Exercise instructions: Compile every line that includes the word "caption".

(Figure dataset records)
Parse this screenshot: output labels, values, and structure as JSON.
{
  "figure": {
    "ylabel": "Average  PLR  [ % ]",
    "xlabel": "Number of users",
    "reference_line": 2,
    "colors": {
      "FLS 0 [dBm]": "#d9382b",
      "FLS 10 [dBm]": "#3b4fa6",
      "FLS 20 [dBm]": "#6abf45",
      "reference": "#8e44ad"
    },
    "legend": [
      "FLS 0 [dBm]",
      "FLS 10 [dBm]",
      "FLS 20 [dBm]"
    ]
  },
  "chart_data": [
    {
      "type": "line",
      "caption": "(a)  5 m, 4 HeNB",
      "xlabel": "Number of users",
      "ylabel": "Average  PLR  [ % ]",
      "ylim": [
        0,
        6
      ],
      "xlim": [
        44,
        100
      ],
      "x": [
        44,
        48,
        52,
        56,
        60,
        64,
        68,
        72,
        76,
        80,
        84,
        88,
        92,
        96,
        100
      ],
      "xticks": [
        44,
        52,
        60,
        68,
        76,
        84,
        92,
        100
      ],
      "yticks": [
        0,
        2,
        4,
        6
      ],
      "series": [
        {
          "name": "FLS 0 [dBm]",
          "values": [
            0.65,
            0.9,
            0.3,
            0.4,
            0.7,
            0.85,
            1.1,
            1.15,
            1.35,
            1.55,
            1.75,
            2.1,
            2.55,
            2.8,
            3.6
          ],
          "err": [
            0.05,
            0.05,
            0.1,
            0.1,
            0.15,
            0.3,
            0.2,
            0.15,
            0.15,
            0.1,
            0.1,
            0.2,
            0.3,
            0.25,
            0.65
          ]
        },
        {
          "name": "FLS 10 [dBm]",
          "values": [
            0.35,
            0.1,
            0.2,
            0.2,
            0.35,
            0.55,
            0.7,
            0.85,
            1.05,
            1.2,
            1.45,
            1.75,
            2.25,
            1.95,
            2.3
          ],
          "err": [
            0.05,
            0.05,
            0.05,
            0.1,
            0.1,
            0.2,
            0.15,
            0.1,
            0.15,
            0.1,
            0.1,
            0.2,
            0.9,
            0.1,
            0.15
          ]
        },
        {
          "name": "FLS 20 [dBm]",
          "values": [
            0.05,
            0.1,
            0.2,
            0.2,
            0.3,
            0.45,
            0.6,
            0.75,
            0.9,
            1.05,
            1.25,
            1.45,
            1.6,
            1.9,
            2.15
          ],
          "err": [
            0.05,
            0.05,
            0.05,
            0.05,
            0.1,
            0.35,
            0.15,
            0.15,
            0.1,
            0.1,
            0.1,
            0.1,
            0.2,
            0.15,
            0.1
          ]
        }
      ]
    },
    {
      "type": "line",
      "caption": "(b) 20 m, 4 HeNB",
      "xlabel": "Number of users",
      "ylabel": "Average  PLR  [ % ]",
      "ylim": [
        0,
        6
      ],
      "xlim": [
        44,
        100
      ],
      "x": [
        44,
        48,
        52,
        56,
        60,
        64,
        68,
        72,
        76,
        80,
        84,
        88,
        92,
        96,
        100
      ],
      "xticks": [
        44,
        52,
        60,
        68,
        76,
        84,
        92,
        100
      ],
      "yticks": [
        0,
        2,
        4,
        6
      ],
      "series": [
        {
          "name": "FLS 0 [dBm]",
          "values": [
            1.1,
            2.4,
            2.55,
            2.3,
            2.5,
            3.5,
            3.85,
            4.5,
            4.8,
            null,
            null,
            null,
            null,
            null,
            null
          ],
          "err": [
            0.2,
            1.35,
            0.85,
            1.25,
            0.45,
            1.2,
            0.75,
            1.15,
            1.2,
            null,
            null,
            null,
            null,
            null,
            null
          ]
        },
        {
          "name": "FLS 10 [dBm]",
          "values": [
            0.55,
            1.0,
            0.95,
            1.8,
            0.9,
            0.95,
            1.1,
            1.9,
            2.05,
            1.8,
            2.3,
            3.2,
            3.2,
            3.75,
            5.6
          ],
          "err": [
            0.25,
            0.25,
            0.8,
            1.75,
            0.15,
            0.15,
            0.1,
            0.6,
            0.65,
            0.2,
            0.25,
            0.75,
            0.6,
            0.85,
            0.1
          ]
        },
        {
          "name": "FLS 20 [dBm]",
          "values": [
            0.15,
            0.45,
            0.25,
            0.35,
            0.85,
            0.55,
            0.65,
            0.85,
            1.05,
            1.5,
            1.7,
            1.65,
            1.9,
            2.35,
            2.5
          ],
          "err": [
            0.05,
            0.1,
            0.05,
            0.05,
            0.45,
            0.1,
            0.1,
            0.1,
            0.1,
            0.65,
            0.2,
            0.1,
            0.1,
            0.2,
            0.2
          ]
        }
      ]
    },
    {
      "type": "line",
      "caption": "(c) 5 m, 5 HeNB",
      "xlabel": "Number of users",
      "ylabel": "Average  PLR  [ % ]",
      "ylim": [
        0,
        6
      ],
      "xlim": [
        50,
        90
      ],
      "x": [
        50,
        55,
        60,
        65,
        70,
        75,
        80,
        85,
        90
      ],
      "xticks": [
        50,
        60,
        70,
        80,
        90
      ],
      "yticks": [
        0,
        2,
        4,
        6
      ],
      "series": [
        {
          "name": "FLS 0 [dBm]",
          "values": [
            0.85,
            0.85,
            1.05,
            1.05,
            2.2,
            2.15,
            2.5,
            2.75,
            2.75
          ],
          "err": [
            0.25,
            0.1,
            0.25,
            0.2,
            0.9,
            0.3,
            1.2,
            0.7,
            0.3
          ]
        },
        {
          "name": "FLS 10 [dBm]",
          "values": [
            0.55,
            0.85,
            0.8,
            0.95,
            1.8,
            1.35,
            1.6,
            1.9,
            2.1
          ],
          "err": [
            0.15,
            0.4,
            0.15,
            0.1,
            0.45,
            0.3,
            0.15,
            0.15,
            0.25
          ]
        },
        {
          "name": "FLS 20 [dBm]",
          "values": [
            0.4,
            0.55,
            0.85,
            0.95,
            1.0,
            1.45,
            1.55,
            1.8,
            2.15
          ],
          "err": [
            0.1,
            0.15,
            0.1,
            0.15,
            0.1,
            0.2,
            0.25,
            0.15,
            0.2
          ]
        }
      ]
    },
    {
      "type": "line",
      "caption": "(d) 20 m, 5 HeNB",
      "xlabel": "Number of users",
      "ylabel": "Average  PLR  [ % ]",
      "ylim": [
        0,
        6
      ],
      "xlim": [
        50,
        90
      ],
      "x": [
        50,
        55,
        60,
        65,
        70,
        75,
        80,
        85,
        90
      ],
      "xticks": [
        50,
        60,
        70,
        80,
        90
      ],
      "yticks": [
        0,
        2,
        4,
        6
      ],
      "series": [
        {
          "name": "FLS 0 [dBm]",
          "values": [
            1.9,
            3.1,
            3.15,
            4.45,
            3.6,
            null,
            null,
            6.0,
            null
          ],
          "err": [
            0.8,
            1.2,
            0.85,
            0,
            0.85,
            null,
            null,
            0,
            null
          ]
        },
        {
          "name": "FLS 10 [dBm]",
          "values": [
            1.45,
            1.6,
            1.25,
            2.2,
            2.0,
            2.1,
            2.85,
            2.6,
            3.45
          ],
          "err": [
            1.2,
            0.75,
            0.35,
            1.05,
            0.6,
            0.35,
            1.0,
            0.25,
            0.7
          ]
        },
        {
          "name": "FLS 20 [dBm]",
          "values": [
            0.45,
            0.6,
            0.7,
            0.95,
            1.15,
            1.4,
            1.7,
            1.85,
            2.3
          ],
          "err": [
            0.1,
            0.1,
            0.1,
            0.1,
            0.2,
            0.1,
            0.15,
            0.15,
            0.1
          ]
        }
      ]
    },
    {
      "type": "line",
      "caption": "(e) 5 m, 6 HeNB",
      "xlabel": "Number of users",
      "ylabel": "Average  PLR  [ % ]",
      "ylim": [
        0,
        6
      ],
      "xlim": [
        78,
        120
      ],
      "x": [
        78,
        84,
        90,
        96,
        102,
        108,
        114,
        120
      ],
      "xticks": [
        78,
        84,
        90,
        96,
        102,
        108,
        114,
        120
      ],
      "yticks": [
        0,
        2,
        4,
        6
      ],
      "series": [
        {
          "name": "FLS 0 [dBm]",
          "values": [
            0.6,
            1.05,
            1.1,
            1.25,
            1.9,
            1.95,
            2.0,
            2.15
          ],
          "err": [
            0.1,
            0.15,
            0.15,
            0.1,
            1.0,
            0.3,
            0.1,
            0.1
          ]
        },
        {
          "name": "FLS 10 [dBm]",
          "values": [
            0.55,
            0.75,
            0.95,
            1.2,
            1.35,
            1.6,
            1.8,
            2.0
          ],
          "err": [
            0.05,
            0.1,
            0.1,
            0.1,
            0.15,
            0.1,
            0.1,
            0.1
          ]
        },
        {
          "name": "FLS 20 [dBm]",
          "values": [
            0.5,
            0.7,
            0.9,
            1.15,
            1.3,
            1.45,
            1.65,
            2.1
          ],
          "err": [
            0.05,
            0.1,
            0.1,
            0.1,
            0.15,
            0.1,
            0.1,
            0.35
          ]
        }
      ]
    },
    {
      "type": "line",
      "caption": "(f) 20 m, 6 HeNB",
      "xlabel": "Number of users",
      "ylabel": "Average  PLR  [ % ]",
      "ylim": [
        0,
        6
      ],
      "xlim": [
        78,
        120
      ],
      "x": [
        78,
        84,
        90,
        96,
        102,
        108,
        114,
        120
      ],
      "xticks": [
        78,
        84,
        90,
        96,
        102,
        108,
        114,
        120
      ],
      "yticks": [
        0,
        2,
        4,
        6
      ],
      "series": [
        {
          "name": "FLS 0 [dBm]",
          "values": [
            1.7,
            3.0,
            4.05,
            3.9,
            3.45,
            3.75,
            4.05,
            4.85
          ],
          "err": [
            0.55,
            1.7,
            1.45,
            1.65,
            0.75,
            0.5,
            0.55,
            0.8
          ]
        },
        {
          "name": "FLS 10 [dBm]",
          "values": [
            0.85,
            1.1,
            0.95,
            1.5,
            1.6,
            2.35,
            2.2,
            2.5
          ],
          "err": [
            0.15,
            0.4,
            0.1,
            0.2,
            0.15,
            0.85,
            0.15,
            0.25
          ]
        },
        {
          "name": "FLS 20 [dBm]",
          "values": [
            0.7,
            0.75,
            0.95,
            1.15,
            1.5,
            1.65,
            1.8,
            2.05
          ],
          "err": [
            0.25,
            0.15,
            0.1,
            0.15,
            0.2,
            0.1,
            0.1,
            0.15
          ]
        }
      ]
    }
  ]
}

Written solution:
      "caption": "(a)  5 m, 4 HeNB",
      "caption": "(b) 20 m, 4 HeNB",
      "caption": "(c) 5 m, 5 HeNB",
      "caption": "(d) 20 m, 5 HeNB",
      "caption": "(e) 5 m, 6 HeNB",
      "caption": "(f) 20 m, 6 HeNB",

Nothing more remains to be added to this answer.